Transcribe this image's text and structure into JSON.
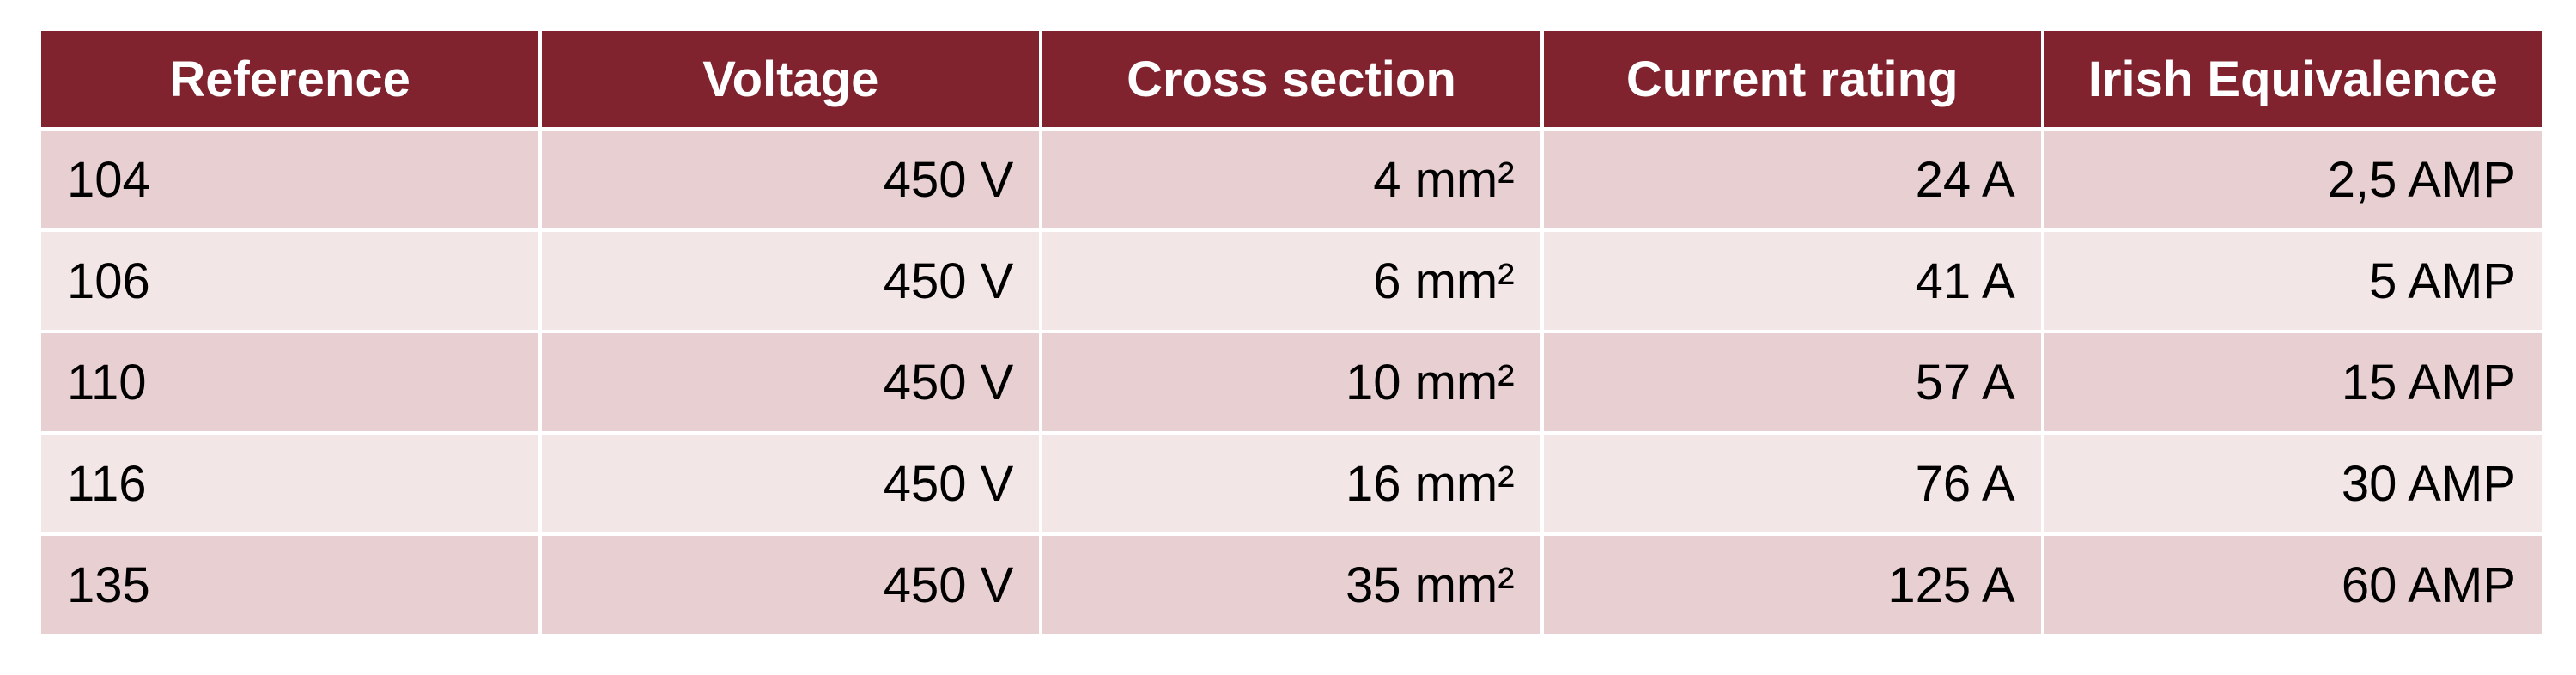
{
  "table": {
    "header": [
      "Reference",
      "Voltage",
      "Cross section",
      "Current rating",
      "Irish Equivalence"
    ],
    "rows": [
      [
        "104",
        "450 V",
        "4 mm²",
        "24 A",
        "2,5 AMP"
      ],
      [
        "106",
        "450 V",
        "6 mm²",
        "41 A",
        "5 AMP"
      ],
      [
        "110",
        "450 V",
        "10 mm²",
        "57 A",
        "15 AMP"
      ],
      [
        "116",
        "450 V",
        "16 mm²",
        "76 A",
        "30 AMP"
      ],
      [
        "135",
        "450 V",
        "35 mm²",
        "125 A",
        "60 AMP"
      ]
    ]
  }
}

════════════════════

> EXERCISE OBJECTIVE: Replicate the material above verbatim; images stay out of the copy.

> TASK RESPONSE:
Transcribe this image's text and structure into JSON.
{
  "table": {
    "header": [
      "Reference",
      "Voltage",
      "Cross section",
      "Current rating",
      "Irish Equivalence"
    ],
    "rows": [
      [
        "104",
        "450 V",
        "4 mm²",
        "24 A",
        "2,5 AMP"
      ],
      [
        "106",
        "450 V",
        "6 mm²",
        "41 A",
        "5 AMP"
      ],
      [
        "110",
        "450 V",
        "10 mm²",
        "57 A",
        "15 AMP"
      ],
      [
        "116",
        "450 V",
        "16 mm²",
        "76 A",
        "30 AMP"
      ],
      [
        "135",
        "450 V",
        "35 mm²",
        "125 A",
        "60 AMP"
      ]
    ]
  }
}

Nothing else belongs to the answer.